Find every line in the records below that holds the word "固定剪切", and copy each one.

+++

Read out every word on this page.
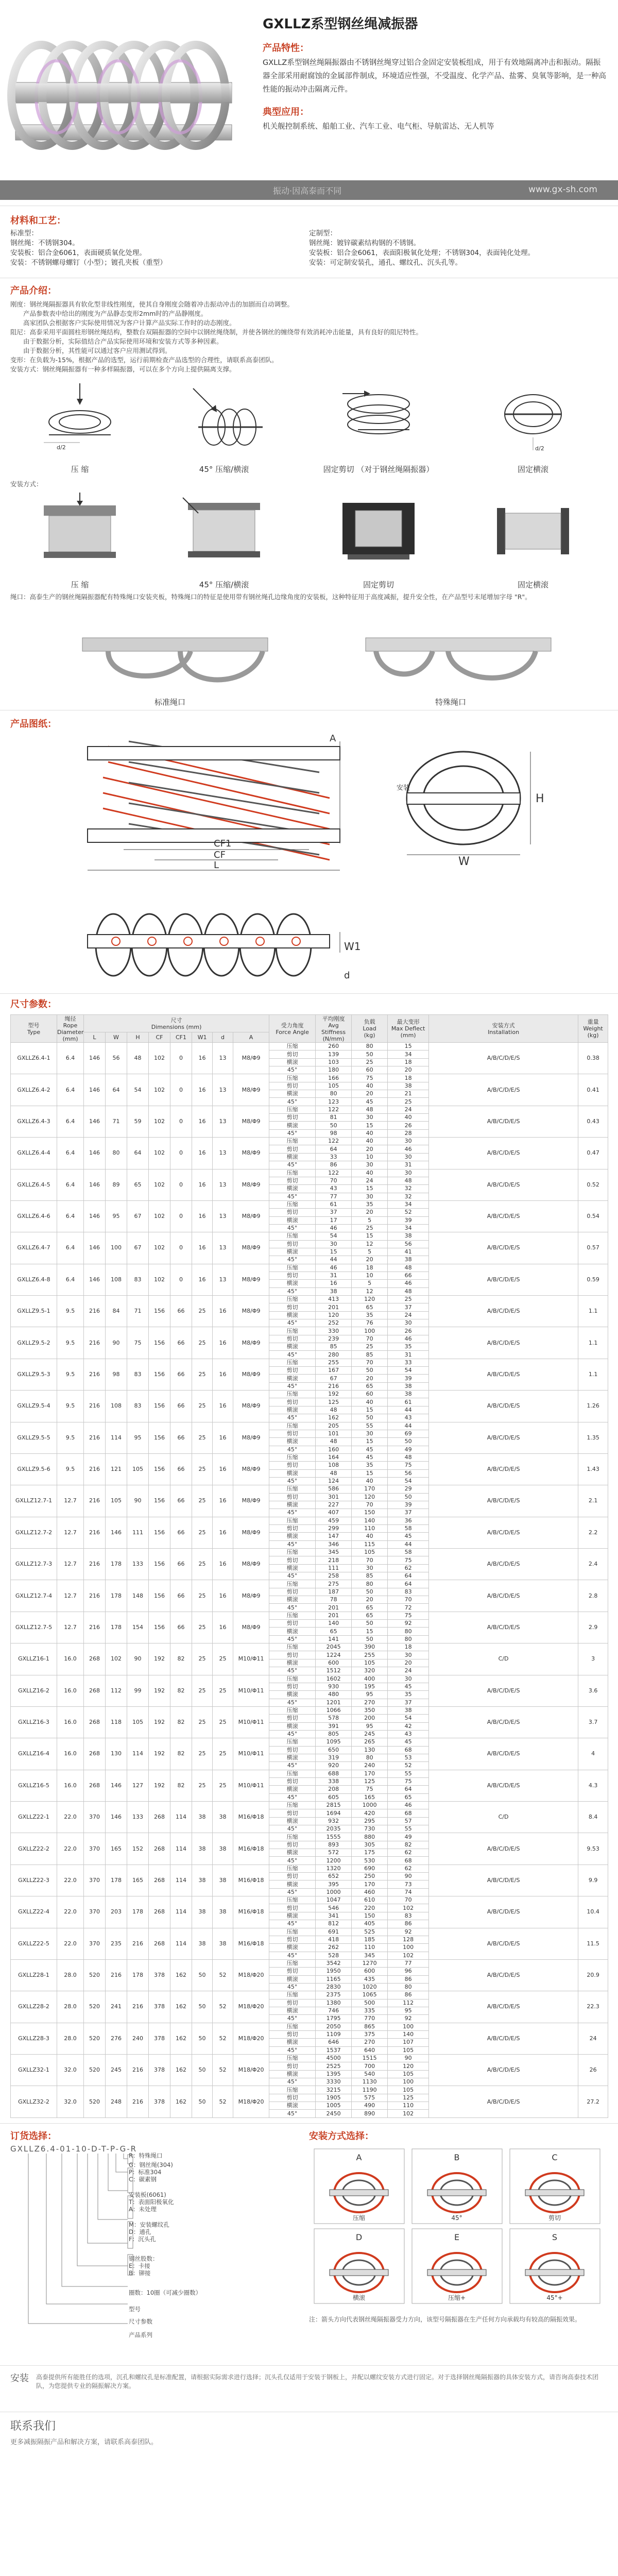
GXLLZ系型钢丝绳减振器
产品特性：
GXLLZ系型钢丝绳隔振器由不锈钢丝绳穿过铝合金固定安装板组成，用于有效地隔离冲击和振动。隔振器全部采用耐腐蚀的金属部件制成，环境适应性强，不受温度、化学产品、盐雾、臭氧等影响，是一种高性能的振动冲击隔离元件。
典型应用：
机关舰控制系统、船舶工业、汽车工业、电气柜、导航雷达、无人机等
振动·因高泰而不同	www.gx-sh.com
材料和工艺：
标准型：
钢丝绳：不锈钢304。
安装板：铝合金6061，表面硬质氧化处理。
安装：不锈钢螺母螺钉（小型）；镀孔夹板（重型）
定制型：
钢丝绳：镀锌碳素结构钢的不锈钢。
安装板：铝合金6061，表面阳极氧化处理；不锈钢304，表面钝化处理。
安装：可定制安装孔，通孔、螺纹孔、沉头孔等。
产品介绍：
刚度：钢丝绳隔振器具有软化型非线性刚度，使其自身刚度会随着冲击振动冲击的加剧而自动调整。
　　产品参数表中给出的刚度为产品静态变形2mm时的产品静刚度。
　　高家团队会根据客户实际使用情况为客户计算产品实际工作时的动态刚度。
阻尼：高泰采用平面圆柱形钢丝绳结构，整数台双隔振器的空间中以钢丝绳绕制，并使各钢丝的缠绕带有效消耗冲击能量，具有良好的阻尼特性。
　　由于数据分析，实际值结合产品实际使用环境和安装方式等多种因素。
　　由于数据分析，其性能可以通过客户应用测试得到。
变形：在负载为-15%，根据产品的选型，运行前期检查产品选型的合理性，请联系高泰团队。
安装方式：钢丝绳隔振器有一种多样隔振器，可以在多个方向上提供隔离支撑。
d/2
压 缩	45° 压缩/横滚	固定剪切 （对于钢丝绳隔振器）
d/2
固定横滚
安装方式：
压 缩	45° 压缩/横滚	固定剪切	固定横滚
绳口：高泰生产的钢丝绳隔振器配有特殊绳口安装夹板，特殊绳口的特征是使用带有钢丝绳孔边缘角度的安装板，这种特征用于高度减振，提升安全性，在产品型号末尾增加字母 "R"。
标准绳口	特殊绳口
产品图纸：
CF1
CF
L
A
H
W
安装
W1
d
尺寸参数：
型号
Type	绳径
Rope
Diameter
(mm)	尺寸
Dimensions (mm)								受力角度
Force Angle	平均刚度
Avg Stiffness
(N/mm)	负载
Load
(kg)	最大变形
Max Deflect
(mm)	安装方式
Installation	重量
Weight
(kg)
		L	W	H	CF	CF1	W1	d	A						
GXLLZ6.4-1	6.4	146	56	48	102	0	16	13	M8/Φ9	压缩	260	80	15	A/B/C/D/E/S	0.38
										剪切	139	50	34		
										横滚	103	25	18		
										45°	180	60	20		
GXLLZ6.4-2	6.4	146	64	54	102	0	16	13	M8/Φ9	压缩	166	75	18	A/B/C/D/E/S	0.41
										剪切	105	40	38		
										横滚	80	20	21		
										45°	123	45	25		
GXLLZ6.4-3	6.4	146	71	59	102	0	16	13	M8/Φ9	压缩	122	48	24	A/B/C/D/E/S	0.43
										剪切	81	30	40		
										横滚	50	15	26		
										45°	98	40	28		
GXLLZ6.4-4	6.4	146	80	64	102	0	16	13	M8/Φ9	压缩	122	40	30	A/B/C/D/E/S	0.47
										剪切	64	20	46		
										横滚	33	10	30		
										45°	86	30	31		
GXLLZ6.4-5	6.4	146	89	65	102	0	16	13	M8/Φ9	压缩	122	40	30	A/B/C/D/E/S	0.52
										剪切	70	24	48		
										横滚	43	15	32		
										45°	77	30	32		
GXLLZ6.4-6	6.4	146	95	67	102	0	16	13	M8/Φ9	压缩	61	35	34	A/B/C/D/E/S	0.54
										剪切	37	20	52		
										横滚	17	5	39		
										45°	46	25	34		
GXLLZ6.4-7	6.4	146	100	67	102	0	16	13	M8/Φ9	压缩	54	15	38	A/B/C/D/E/S	0.57
										剪切	30	12	56		
										横滚	15	5	41		
										45°	44	20	38		
GXLLZ6.4-8	6.4	146	108	83	102	0	16	13	M8/Φ9	压缩	46	18	48	A/B/C/D/E/S	0.59
										剪切	31	10	66		
										横滚	16	5	46		
										45°	38	12	48		
GXLLZ9.5-1	9.5	216	84	71	156	66	25	16	M8/Φ9	压缩	413	120	25	A/B/C/D/E/S	1.1
										剪切	201	65	37		
										横滚	120	35	24		
										45°	252	76	30		
GXLLZ9.5-2	9.5	216	90	75	156	66	25	16	M8/Φ9	压缩	330	100	26	A/B/C/D/E/S	1.1
										剪切	239	70	46		
										横滚	85	25	35		
										45°	280	85	31		
GXLLZ9.5-3	9.5	216	98	83	156	66	25	16	M8/Φ9	压缩	255	70	33	A/B/C/D/E/S	1.1
										剪切	167	50	54		
										横滚	67	20	39		
										45°	216	65	38		
GXLLZ9.5-4	9.5	216	108	83	156	66	25	16	M8/Φ9	压缩	192	60	38	A/B/C/D/E/S	1.26
										剪切	125	40	61		
										横滚	48	15	44		
										45°	162	50	43		
GXLLZ9.5-5	9.5	216	114	95	156	66	25	16	M8/Φ9	压缩	205	55	44	A/B/C/D/E/S	1.35
										剪切	101	30	69		
										横滚	48	15	50		
										45°	160	45	49		
GXLLZ9.5-6	9.5	216	121	105	156	66	25	16	M8/Φ9	压缩	164	45	48	A/B/C/D/E/S	1.43
										剪切	108	35	75		
										横滚	48	15	56		
										45°	124	40	54		
GXLLZ12.7-1	12.7	216	105	90	156	66	25	16	M8/Φ9	压缩	586	170	29	A/B/C/D/E/S	2.1
										剪切	301	120	50		
										横滚	227	70	39		
										45°	407	150	37		
GXLLZ12.7-2	12.7	216	146	111	156	66	25	16	M8/Φ9	压缩	459	140	36	A/B/C/D/E/S	2.2
										剪切	299	110	58		
										横滚	147	40	45		
										45°	346	115	44		
GXLLZ12.7-3	12.7	216	178	133	156	66	25	16	M8/Φ9	压缩	345	105	58	A/B/C/D/E/S	2.4
										剪切	218	70	75		
										横滚	111	30	62		
										45°	258	85	64		
GXLLZ12.7-4	12.7	216	178	148	156	66	25	16	M8/Φ9	压缩	275	80	64	A/B/C/D/E/S	2.8
										剪切	187	50	83		
										横滚	78	20	70		
										45°	201	65	72		
GXLLZ12.7-5	12.7	216	178	154	156	66	25	16	M8/Φ9	压缩	201	65	75	A/B/C/D/E/S	2.9
										剪切	140	50	92		
										横滚	65	15	80		
										45°	141	50	80		
GXLLZ16-1	16.0	268	102	90	192	82	25	25	M10/Φ11	压缩	2045	390	18	C/D	3
										剪切	1224	255	30		
										横滚	600	105	20		
										45°	1512	320	24		
GXLLZ16-2	16.0	268	112	99	192	82	25	25	M10/Φ11	压缩	1602	400	30	A/B/C/D/E/S	3.6
										剪切	930	195	45		
										横滚	480	95	35		
										45°	1201	270	37		
GXLLZ16-3	16.0	268	118	105	192	82	25	25	M10/Φ11	压缩	1066	350	38	A/B/C/D/E/S	3.7
										剪切	578	200	54		
										横滚	391	95	42		
										45°	805	245	43		
GXLLZ16-4	16.0	268	130	114	192	82	25	25	M10/Φ11	压缩	1095	265	45	A/B/C/D/E/S	4
										剪切	650	130	68		
										横滚	319	80	53		
										45°	920	240	52		
GXLLZ16-5	16.0	268	146	127	192	82	25	25	M10/Φ11	压缩	688	170	55	A/B/C/D/E/S	4.3
										剪切	338	125	75		
										横滚	208	75	64		
										45°	605	165	65		
GXLLZ22-1	22.0	370	146	133	268	114	38	38	M16/Φ18	压缩	2815	1000	46	C/D	8.4
										剪切	1694	420	68		
										横滚	932	295	57		
										45°	2035	730	55		
GXLLZ22-2	22.0	370	165	152	268	114	38	38	M16/Φ18	压缩	1555	880	49	A/B/C/D/E/S	9.53
										剪切	893	305	82		
										横滚	572	175	62		
										45°	1200	530	68		
GXLLZ22-3	22.0	370	178	165	268	114	38	38	M16/Φ18	压缩	1320	690	62	A/B/C/D/E/S	9.9
										剪切	652	250	90		
										横滚	395	170	73		
										45°	1000	460	74		
GXLLZ22-4	22.0	370	203	178	268	114	38	38	M16/Φ18	压缩	1047	610	70	A/B/C/D/E/S	10.4
										剪切	546	220	102		
										横滚	341	150	83		
										45°	812	405	86		
GXLLZ22-5	22.0	370	235	216	268	114	38	38	M16/Φ18	压缩	691	525	92	A/B/C/D/E/S	11.5
										剪切	418	185	128		
										横滚	262	110	100		
										45°	528	345	102		
GXLLZ28-1	28.0	520	216	178	378	162	50	52	M18/Φ20	压缩	3542	1270	77	A/B/C/D/E/S	20.9
										剪切	1950	600	96		
										横滚	1165	435	86		
										45°	2830	1020	80		
GXLLZ28-2	28.0	520	241	216	378	162	50	52	M18/Φ20	压缩	2375	1065	86	A/B/C/D/E/S	22.3
										剪切	1380	500	112		
										横滚	746	335	95		
										45°	1795	770	92		
GXLLZ28-3	28.0	520	276	240	378	162	50	52	M18/Φ20	压缩	2050	865	100	A/B/C/D/E/S	24
										剪切	1109	375	140		
										横滚	646	270	107		
										45°	1537	640	105		
GXLLZ32-1	32.0	520	245	216	378	162	50	52	M18/Φ20	压缩	4500	1515	90	A/B/C/D/E/S	26
										剪切	2525	700	120		
										横滚	1395	540	105		
										45°	3330	1130	100		
GXLLZ32-2	32.0	520	248	216	378	162	50	52	M18/Φ20	压缩	3215	1190	105	A/B/C/D/E/S	27.2
										剪切	1905	575	125		
										横滚	1005	490	110		
										45°	2450	890	102		
订货选择：
GXLLZ6.4-01-10-D-T-P-G-R
R：特殊绳口
G：钢丝绳(304)
P：标准304
C：碳素钢
安装板(6061)
T：表面阳极氧化
A：未处理
M：安装螺纹孔
D：通孔
F：沉头孔
钢丝股数：
E：卡接
B：铆接
圈数：10圈（可减少圈数）
型号
尺寸参数
产品系列
安装方式选择：
A
压缩
B
45°
C
剪切
D
横滚
E
压缩+
S
45°+
注：箭头方向代表钢丝绳隔振器受力方向，该型号隔振器在生产任何方向承载均有较高的隔振效果。
安装	高泰提供所有能胜任的选项，沉孔和螺纹孔是标准配置，请根据实际需求进行选择；沉头孔仅适用于安装于钢板上，并配以螺纹安装方式进行固定。对于选择钢丝绳隔振器的具体安装方式，请咨询高泰技术团队，为您提供专业的隔振解决方案。
联系我们
更多减振隔振产品和解决方案，请联系高泰团队。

+++

Complete output ->
压 缩	45° 压缩/横滚	固定剪切 （对于钢丝绳隔振器）
压 缩	45° 压缩/横滚	固定剪切	固定横滚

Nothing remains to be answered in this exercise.